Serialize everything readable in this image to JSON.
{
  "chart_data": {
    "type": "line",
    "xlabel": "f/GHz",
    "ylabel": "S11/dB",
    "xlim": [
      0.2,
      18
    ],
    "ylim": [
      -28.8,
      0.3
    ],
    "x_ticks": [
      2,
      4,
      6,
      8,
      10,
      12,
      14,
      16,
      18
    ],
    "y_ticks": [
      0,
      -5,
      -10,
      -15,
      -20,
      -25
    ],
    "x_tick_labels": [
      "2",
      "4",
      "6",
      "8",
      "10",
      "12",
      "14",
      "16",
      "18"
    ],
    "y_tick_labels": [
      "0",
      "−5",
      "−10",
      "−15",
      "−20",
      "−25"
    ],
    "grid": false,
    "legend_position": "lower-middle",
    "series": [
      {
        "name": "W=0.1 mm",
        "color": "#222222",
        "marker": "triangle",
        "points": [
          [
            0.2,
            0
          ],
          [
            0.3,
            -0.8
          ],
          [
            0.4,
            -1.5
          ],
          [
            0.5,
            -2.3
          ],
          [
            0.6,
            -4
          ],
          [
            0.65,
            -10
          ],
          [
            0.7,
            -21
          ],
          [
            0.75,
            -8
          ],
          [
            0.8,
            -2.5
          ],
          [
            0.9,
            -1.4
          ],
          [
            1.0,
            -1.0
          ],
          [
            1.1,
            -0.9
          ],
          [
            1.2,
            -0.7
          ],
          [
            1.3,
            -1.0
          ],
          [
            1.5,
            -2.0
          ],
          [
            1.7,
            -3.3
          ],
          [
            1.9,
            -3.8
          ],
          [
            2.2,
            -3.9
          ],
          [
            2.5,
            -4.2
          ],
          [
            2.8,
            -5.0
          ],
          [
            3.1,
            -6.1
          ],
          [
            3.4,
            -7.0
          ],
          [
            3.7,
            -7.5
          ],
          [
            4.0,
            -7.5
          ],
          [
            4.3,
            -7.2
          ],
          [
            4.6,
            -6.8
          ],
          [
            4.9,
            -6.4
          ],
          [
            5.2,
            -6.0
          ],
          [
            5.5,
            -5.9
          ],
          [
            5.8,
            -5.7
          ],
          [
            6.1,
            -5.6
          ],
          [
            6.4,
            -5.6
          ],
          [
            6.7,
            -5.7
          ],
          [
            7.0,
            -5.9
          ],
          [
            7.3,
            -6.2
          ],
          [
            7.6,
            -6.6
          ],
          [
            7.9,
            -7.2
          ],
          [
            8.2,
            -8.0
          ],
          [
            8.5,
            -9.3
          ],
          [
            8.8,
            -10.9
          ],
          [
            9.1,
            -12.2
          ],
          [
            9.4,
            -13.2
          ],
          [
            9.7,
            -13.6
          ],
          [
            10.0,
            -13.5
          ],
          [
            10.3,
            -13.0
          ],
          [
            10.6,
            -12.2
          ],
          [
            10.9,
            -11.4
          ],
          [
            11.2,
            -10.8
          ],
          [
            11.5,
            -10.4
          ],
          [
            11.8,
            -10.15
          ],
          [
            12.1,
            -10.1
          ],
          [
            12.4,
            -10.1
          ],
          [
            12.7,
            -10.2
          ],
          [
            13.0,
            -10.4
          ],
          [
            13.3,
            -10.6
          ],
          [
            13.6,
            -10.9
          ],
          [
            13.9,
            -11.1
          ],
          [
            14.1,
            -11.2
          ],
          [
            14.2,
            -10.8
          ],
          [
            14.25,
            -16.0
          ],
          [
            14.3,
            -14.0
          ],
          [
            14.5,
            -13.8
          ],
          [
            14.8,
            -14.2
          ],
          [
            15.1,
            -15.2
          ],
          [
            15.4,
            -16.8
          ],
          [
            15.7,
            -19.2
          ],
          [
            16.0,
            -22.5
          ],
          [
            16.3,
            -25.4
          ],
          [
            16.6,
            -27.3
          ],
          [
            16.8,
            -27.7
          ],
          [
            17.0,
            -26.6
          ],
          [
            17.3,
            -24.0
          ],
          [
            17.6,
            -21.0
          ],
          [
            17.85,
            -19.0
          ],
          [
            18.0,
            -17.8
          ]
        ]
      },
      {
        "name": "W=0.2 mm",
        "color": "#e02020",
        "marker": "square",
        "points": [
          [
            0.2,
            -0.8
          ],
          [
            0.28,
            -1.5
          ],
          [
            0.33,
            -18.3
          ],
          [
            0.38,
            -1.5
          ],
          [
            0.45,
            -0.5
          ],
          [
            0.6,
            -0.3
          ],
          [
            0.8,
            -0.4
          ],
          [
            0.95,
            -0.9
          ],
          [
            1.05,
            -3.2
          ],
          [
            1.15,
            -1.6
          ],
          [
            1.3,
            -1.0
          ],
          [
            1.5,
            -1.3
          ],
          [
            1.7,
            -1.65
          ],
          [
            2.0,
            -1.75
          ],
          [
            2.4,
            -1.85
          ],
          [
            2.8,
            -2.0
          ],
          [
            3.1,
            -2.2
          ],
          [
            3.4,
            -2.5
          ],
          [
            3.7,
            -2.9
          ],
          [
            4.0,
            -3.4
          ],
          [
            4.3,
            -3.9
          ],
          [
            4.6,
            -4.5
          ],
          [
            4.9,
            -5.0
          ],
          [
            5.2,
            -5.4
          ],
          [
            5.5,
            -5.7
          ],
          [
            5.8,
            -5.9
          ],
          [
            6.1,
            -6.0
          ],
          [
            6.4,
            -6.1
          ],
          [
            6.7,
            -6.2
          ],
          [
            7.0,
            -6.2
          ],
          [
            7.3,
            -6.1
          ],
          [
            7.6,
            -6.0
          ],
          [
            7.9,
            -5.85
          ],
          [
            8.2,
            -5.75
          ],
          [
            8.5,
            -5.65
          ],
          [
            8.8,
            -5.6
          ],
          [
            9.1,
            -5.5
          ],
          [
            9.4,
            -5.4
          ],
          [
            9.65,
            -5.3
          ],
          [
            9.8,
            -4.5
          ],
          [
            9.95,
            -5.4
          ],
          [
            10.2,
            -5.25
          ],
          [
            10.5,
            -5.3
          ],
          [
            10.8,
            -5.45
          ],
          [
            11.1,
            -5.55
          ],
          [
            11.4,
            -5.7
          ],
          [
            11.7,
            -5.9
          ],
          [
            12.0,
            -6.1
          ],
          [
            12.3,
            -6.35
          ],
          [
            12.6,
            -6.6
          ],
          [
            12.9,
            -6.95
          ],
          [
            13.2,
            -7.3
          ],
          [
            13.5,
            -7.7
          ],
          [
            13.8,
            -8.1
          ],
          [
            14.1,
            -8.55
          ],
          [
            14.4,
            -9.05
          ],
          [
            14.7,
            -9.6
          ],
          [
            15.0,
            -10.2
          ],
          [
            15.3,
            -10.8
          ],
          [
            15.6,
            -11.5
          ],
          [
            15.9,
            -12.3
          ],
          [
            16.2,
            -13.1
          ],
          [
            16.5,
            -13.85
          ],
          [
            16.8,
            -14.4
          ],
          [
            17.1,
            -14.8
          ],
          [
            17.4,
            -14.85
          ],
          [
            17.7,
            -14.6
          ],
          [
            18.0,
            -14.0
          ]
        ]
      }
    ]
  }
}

▶ _WHAT NEEDS TO BE DONE_
Write out each line of the data above again, exactly as given.

▶ _ANSWER FOR THE TASK_
Serialize everything readable in this image to JSON.
{
  "chart_data": {
    "type": "line",
    "xlabel": "f/GHz",
    "ylabel": "S11/dB",
    "xlim": [
      0.2,
      18
    ],
    "ylim": [
      -28.8,
      0.3
    ],
    "x_ticks": [
      2,
      4,
      6,
      8,
      10,
      12,
      14,
      16,
      18
    ],
    "y_ticks": [
      0,
      -5,
      -10,
      -15,
      -20,
      -25
    ],
    "x_tick_labels": [
      "2",
      "4",
      "6",
      "8",
      "10",
      "12",
      "14",
      "16",
      "18"
    ],
    "y_tick_labels": [
      "0",
      "−5",
      "−10",
      "−15",
      "−20",
      "−25"
    ],
    "grid": false,
    "legend_position": "lower-middle",
    "series": [
      {
        "name": "W=0.1 mm",
        "color": "#222222",
        "marker": "triangle",
        "points": [
          [
            0.2,
            0
          ],
          [
            0.3,
            -0.8
          ],
          [
            0.4,
            -1.5
          ],
          [
            0.5,
            -2.3
          ],
          [
            0.6,
            -4
          ],
          [
            0.65,
            -10
          ],
          [
            0.7,
            -21
          ],
          [
            0.75,
            -8
          ],
          [
            0.8,
            -2.5
          ],
          [
            0.9,
            -1.4
          ],
          [
            1.0,
            -1.0
          ],
          [
            1.1,
            -0.9
          ],
          [
            1.2,
            -0.7
          ],
          [
            1.3,
            -1.0
          ],
          [
            1.5,
            -2.0
          ],
          [
            1.7,
            -3.3
          ],
          [
            1.9,
            -3.8
          ],
          [
            2.2,
            -3.9
          ],
          [
            2.5,
            -4.2
          ],
          [
            2.8,
            -5.0
          ],
          [
            3.1,
            -6.1
          ],
          [
            3.4,
            -7.0
          ],
          [
            3.7,
            -7.5
          ],
          [
            4.0,
            -7.5
          ],
          [
            4.3,
            -7.2
          ],
          [
            4.6,
            -6.8
          ],
          [
            4.9,
            -6.4
          ],
          [
            5.2,
            -6.0
          ],
          [
            5.5,
            -5.9
          ],
          [
            5.8,
            -5.7
          ],
          [
            6.1,
            -5.6
          ],
          [
            6.4,
            -5.6
          ],
          [
            6.7,
            -5.7
          ],
          [
            7.0,
            -5.9
          ],
          [
            7.3,
            -6.2
          ],
          [
            7.6,
            -6.6
          ],
          [
            7.9,
            -7.2
          ],
          [
            8.2,
            -8.0
          ],
          [
            8.5,
            -9.3
          ],
          [
            8.8,
            -10.9
          ],
          [
            9.1,
            -12.2
          ],
          [
            9.4,
            -13.2
          ],
          [
            9.7,
            -13.6
          ],
          [
            10.0,
            -13.5
          ],
          [
            10.3,
            -13.0
          ],
          [
            10.6,
            -12.2
          ],
          [
            10.9,
            -11.4
          ],
          [
            11.2,
            -10.8
          ],
          [
            11.5,
            -10.4
          ],
          [
            11.8,
            -10.15
          ],
          [
            12.1,
            -10.1
          ],
          [
            12.4,
            -10.1
          ],
          [
            12.7,
            -10.2
          ],
          [
            13.0,
            -10.4
          ],
          [
            13.3,
            -10.6
          ],
          [
            13.6,
            -10.9
          ],
          [
            13.9,
            -11.1
          ],
          [
            14.1,
            -11.2
          ],
          [
            14.2,
            -10.8
          ],
          [
            14.25,
            -16.0
          ],
          [
            14.3,
            -14.0
          ],
          [
            14.5,
            -13.8
          ],
          [
            14.8,
            -14.2
          ],
          [
            15.1,
            -15.2
          ],
          [
            15.4,
            -16.8
          ],
          [
            15.7,
            -19.2
          ],
          [
            16.0,
            -22.5
          ],
          [
            16.3,
            -25.4
          ],
          [
            16.6,
            -27.3
          ],
          [
            16.8,
            -27.7
          ],
          [
            17.0,
            -26.6
          ],
          [
            17.3,
            -24.0
          ],
          [
            17.6,
            -21.0
          ],
          [
            17.85,
            -19.0
          ],
          [
            18.0,
            -17.8
          ]
        ]
      },
      {
        "name": "W=0.2 mm",
        "color": "#e02020",
        "marker": "square",
        "points": [
          [
            0.2,
            -0.8
          ],
          [
            0.28,
            -1.5
          ],
          [
            0.33,
            -18.3
          ],
          [
            0.38,
            -1.5
          ],
          [
            0.45,
            -0.5
          ],
          [
            0.6,
            -0.3
          ],
          [
            0.8,
            -0.4
          ],
          [
            0.95,
            -0.9
          ],
          [
            1.05,
            -3.2
          ],
          [
            1.15,
            -1.6
          ],
          [
            1.3,
            -1.0
          ],
          [
            1.5,
            -1.3
          ],
          [
            1.7,
            -1.65
          ],
          [
            2.0,
            -1.75
          ],
          [
            2.4,
            -1.85
          ],
          [
            2.8,
            -2.0
          ],
          [
            3.1,
            -2.2
          ],
          [
            3.4,
            -2.5
          ],
          [
            3.7,
            -2.9
          ],
          [
            4.0,
            -3.4
          ],
          [
            4.3,
            -3.9
          ],
          [
            4.6,
            -4.5
          ],
          [
            4.9,
            -5.0
          ],
          [
            5.2,
            -5.4
          ],
          [
            5.5,
            -5.7
          ],
          [
            5.8,
            -5.9
          ],
          [
            6.1,
            -6.0
          ],
          [
            6.4,
            -6.1
          ],
          [
            6.7,
            -6.2
          ],
          [
            7.0,
            -6.2
          ],
          [
            7.3,
            -6.1
          ],
          [
            7.6,
            -6.0
          ],
          [
            7.9,
            -5.85
          ],
          [
            8.2,
            -5.75
          ],
          [
            8.5,
            -5.65
          ],
          [
            8.8,
            -5.6
          ],
          [
            9.1,
            -5.5
          ],
          [
            9.4,
            -5.4
          ],
          [
            9.65,
            -5.3
          ],
          [
            9.8,
            -4.5
          ],
          [
            9.95,
            -5.4
          ],
          [
            10.2,
            -5.25
          ],
          [
            10.5,
            -5.3
          ],
          [
            10.8,
            -5.45
          ],
          [
            11.1,
            -5.55
          ],
          [
            11.4,
            -5.7
          ],
          [
            11.7,
            -5.9
          ],
          [
            12.0,
            -6.1
          ],
          [
            12.3,
            -6.35
          ],
          [
            12.6,
            -6.6
          ],
          [
            12.9,
            -6.95
          ],
          [
            13.2,
            -7.3
          ],
          [
            13.5,
            -7.7
          ],
          [
            13.8,
            -8.1
          ],
          [
            14.1,
            -8.55
          ],
          [
            14.4,
            -9.05
          ],
          [
            14.7,
            -9.6
          ],
          [
            15.0,
            -10.2
          ],
          [
            15.3,
            -10.8
          ],
          [
            15.6,
            -11.5
          ],
          [
            15.9,
            -12.3
          ],
          [
            16.2,
            -13.1
          ],
          [
            16.5,
            -13.85
          ],
          [
            16.8,
            -14.4
          ],
          [
            17.1,
            -14.8
          ],
          [
            17.4,
            -14.85
          ],
          [
            17.7,
            -14.6
          ],
          [
            18.0,
            -14.0
          ]
        ]
      }
    ]
  }
}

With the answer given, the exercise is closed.